## begin

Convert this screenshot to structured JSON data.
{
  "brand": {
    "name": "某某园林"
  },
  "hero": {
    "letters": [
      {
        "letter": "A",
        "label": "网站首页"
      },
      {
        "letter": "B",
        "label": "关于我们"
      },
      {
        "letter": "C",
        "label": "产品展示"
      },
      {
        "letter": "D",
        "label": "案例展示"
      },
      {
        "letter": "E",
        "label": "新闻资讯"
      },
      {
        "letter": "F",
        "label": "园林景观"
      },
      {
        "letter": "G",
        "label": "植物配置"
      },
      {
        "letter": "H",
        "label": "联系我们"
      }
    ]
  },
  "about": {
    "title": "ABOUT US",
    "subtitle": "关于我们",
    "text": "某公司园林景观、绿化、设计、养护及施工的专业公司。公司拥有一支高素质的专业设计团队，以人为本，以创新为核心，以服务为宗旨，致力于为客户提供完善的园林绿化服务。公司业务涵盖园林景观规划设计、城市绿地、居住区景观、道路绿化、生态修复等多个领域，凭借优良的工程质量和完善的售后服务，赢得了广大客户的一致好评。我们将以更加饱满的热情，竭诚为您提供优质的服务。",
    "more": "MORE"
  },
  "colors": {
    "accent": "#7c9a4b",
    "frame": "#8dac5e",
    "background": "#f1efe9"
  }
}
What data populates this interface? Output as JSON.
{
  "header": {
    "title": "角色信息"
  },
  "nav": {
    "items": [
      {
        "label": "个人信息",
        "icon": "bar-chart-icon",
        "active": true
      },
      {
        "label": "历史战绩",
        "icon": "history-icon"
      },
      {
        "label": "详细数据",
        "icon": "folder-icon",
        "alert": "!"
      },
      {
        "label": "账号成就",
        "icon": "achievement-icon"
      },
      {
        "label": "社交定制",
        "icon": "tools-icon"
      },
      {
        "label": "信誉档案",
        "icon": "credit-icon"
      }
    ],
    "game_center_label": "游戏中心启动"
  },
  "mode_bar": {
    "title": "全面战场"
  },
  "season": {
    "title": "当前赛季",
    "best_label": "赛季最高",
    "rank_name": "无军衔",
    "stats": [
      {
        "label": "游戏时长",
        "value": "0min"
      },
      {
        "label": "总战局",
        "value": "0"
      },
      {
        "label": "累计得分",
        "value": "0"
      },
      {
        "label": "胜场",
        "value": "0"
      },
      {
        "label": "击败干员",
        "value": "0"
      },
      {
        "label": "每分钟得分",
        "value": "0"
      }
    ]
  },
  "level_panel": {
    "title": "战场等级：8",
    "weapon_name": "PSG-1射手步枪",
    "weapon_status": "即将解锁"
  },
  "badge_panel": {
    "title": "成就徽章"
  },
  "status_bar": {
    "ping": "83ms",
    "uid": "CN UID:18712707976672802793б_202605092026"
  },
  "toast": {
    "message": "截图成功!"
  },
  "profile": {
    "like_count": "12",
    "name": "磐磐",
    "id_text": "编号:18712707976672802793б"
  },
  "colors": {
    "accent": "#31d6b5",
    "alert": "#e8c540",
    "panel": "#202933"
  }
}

## end

• [PROBLEM DETAILS]: Set down the entries verbatim, leaving none out.

• [THE RESPONSE]:
Convert this screenshot to structured JSON data.
{
  "brand": {
    "name": "某某园林"
  },
  "hero": {
    "letters": [
      {
        "letter": "A",
        "label": "网站首页"
      },
      {
        "letter": "B",
        "label": "关于我们"
      },
      {
        "letter": "C",
        "label": "产品展示"
      },
      {
        "letter": "D",
        "label": "案例展示"
      },
      {
        "letter": "E",
        "label": "新闻资讯"
      },
      {
        "letter": "F",
        "label": "园林景观"
      },
      {
        "letter": "G",
        "label": "植物配置"
      },
      {
        "letter": "H",
        "label": "联系我们"
      }
    ]
  },
  "about": {
    "title": "ABOUT US",
    "subtitle": "关于我们",
    "text": "某公司园林景观、绿化、设计、养护及施工的专业公司。公司拥有一支高素质的专业设计团队，以人为本，以创新为核心，以服务为宗旨，致力于为客户提供完善的园林绿化服务。公司业务涵盖园林景观规划设计、城市绿地、居住区景观、道路绿化、生态修复等多个领域，凭借优良的工程质量和完善的售后服务，赢得了广大客户的一致好评。我们将以更加饱满的热情，竭诚为您提供优质的服务。",
    "more": "MORE"
  },
  "colors": {
    "accent": "#7c9a4b",
    "frame": "#8dac5e",
    "background": "#f1efe9"
  }
}
What data populates this interface? Output as JSON.
{
  "header": {
    "title": "角色信息"
  },
  "nav": {
    "items": [
      {
        "label": "个人信息",
        "icon": "bar-chart-icon",
        "active": true
      },
      {
        "label": "历史战绩",
        "icon": "history-icon"
      },
      {
        "label": "详细数据",
        "icon": "folder-icon",
        "alert": "!"
      },
      {
        "label": "账号成就",
        "icon": "achievement-icon"
      },
      {
        "label": "社交定制",
        "icon": "tools-icon"
      },
      {
        "label": "信誉档案",
        "icon": "credit-icon"
      }
    ],
    "game_center_label": "游戏中心启动"
  },
  "mode_bar": {
    "title": "全面战场"
  },
  "season": {
    "title": "当前赛季",
    "best_label": "赛季最高",
    "rank_name": "无军衔",
    "stats": [
      {
        "label": "游戏时长",
        "value": "0min"
      },
      {
        "label": "总战局",
        "value": "0"
      },
      {
        "label": "累计得分",
        "value": "0"
      },
      {
        "label": "胜场",
        "value": "0"
      },
      {
        "label": "击败干员",
        "value": "0"
      },
      {
        "label": "每分钟得分",
        "value": "0"
      }
    ]
  },
  "level_panel": {
    "title": "战场等级：8",
    "weapon_name": "PSG-1射手步枪",
    "weapon_status": "即将解锁"
  },
  "badge_panel": {
    "title": "成就徽章"
  },
  "status_bar": {
    "ping": "83ms",
    "uid": "CN UID:18712707976672802793б_202605092026"
  },
  "toast": {
    "message": "截图成功!"
  },
  "profile": {
    "like_count": "12",
    "name": "磐磐",
    "id_text": "编号:18712707976672802793б"
  },
  "colors": {
    "accent": "#31d6b5",
    "alert": "#e8c540",
    "panel": "#202933"
  }
}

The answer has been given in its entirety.